Collected data entries:
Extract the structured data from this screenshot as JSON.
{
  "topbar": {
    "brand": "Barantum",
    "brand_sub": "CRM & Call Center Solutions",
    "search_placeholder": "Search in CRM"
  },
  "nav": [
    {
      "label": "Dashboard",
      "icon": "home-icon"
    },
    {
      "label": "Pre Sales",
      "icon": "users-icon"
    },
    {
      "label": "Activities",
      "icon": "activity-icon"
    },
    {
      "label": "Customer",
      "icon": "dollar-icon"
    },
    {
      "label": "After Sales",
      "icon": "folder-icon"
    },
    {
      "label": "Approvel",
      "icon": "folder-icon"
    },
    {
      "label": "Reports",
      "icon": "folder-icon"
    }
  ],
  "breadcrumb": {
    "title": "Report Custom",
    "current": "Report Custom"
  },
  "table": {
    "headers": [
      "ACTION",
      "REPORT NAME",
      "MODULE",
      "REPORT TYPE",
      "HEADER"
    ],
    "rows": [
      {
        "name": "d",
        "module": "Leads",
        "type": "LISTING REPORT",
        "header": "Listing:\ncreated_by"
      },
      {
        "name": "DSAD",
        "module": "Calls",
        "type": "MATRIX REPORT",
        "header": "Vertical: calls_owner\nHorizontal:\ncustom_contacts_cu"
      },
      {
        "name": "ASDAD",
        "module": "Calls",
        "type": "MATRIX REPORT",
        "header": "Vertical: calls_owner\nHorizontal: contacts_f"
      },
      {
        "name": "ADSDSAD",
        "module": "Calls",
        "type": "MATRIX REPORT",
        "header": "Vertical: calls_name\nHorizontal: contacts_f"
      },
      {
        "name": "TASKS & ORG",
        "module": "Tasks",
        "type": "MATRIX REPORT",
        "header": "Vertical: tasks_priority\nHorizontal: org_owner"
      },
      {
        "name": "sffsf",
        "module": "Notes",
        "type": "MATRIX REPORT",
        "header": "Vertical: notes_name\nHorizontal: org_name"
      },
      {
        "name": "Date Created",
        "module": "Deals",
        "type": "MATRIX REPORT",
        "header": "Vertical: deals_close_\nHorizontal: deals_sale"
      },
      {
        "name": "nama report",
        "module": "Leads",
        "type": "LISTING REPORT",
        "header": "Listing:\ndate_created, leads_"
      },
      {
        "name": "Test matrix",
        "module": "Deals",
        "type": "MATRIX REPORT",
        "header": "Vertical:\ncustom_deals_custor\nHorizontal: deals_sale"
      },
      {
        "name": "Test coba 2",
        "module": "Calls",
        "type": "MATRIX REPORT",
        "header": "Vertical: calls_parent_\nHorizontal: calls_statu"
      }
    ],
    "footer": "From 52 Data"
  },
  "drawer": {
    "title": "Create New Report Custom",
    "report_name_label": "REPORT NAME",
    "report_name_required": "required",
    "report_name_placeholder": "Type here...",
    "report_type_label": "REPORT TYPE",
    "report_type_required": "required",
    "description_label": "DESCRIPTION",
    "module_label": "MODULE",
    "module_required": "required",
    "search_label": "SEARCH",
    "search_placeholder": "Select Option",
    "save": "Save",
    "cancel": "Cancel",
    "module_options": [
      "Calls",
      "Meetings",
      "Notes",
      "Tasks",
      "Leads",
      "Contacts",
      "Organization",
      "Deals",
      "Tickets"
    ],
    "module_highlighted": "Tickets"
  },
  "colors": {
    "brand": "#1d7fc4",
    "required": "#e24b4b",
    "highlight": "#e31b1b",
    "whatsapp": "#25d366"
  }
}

Exercise task:
Output the full listing exactly as it stands.

Exercise result:
Extract the structured data from this screenshot as JSON.
{
  "topbar": {
    "brand": "Barantum",
    "brand_sub": "CRM & Call Center Solutions",
    "search_placeholder": "Search in CRM"
  },
  "nav": [
    {
      "label": "Dashboard",
      "icon": "home-icon"
    },
    {
      "label": "Pre Sales",
      "icon": "users-icon"
    },
    {
      "label": "Activities",
      "icon": "activity-icon"
    },
    {
      "label": "Customer",
      "icon": "dollar-icon"
    },
    {
      "label": "After Sales",
      "icon": "folder-icon"
    },
    {
      "label": "Approvel",
      "icon": "folder-icon"
    },
    {
      "label": "Reports",
      "icon": "folder-icon"
    }
  ],
  "breadcrumb": {
    "title": "Report Custom",
    "current": "Report Custom"
  },
  "table": {
    "headers": [
      "ACTION",
      "REPORT NAME",
      "MODULE",
      "REPORT TYPE",
      "HEADER"
    ],
    "rows": [
      {
        "name": "d",
        "module": "Leads",
        "type": "LISTING REPORT",
        "header": "Listing:\ncreated_by"
      },
      {
        "name": "DSAD",
        "module": "Calls",
        "type": "MATRIX REPORT",
        "header": "Vertical: calls_owner\nHorizontal:\ncustom_contacts_cu"
      },
      {
        "name": "ASDAD",
        "module": "Calls",
        "type": "MATRIX REPORT",
        "header": "Vertical: calls_owner\nHorizontal: contacts_f"
      },
      {
        "name": "ADSDSAD",
        "module": "Calls",
        "type": "MATRIX REPORT",
        "header": "Vertical: calls_name\nHorizontal: contacts_f"
      },
      {
        "name": "TASKS & ORG",
        "module": "Tasks",
        "type": "MATRIX REPORT",
        "header": "Vertical: tasks_priority\nHorizontal: org_owner"
      },
      {
        "name": "sffsf",
        "module": "Notes",
        "type": "MATRIX REPORT",
        "header": "Vertical: notes_name\nHorizontal: org_name"
      },
      {
        "name": "Date Created",
        "module": "Deals",
        "type": "MATRIX REPORT",
        "header": "Vertical: deals_close_\nHorizontal: deals_sale"
      },
      {
        "name": "nama report",
        "module": "Leads",
        "type": "LISTING REPORT",
        "header": "Listing:\ndate_created, leads_"
      },
      {
        "name": "Test matrix",
        "module": "Deals",
        "type": "MATRIX REPORT",
        "header": "Vertical:\ncustom_deals_custor\nHorizontal: deals_sale"
      },
      {
        "name": "Test coba 2",
        "module": "Calls",
        "type": "MATRIX REPORT",
        "header": "Vertical: calls_parent_\nHorizontal: calls_statu"
      }
    ],
    "footer": "From 52 Data"
  },
  "drawer": {
    "title": "Create New Report Custom",
    "report_name_label": "REPORT NAME",
    "report_name_required": "required",
    "report_name_placeholder": "Type here...",
    "report_type_label": "REPORT TYPE",
    "report_type_required": "required",
    "description_label": "DESCRIPTION",
    "module_label": "MODULE",
    "module_required": "required",
    "search_label": "SEARCH",
    "search_placeholder": "Select Option",
    "save": "Save",
    "cancel": "Cancel",
    "module_options": [
      "Calls",
      "Meetings",
      "Notes",
      "Tasks",
      "Leads",
      "Contacts",
      "Organization",
      "Deals",
      "Tickets"
    ],
    "module_highlighted": "Tickets"
  },
  "colors": {
    "brand": "#1d7fc4",
    "required": "#e24b4b",
    "highlight": "#e31b1b",
    "whatsapp": "#25d366"
  }
}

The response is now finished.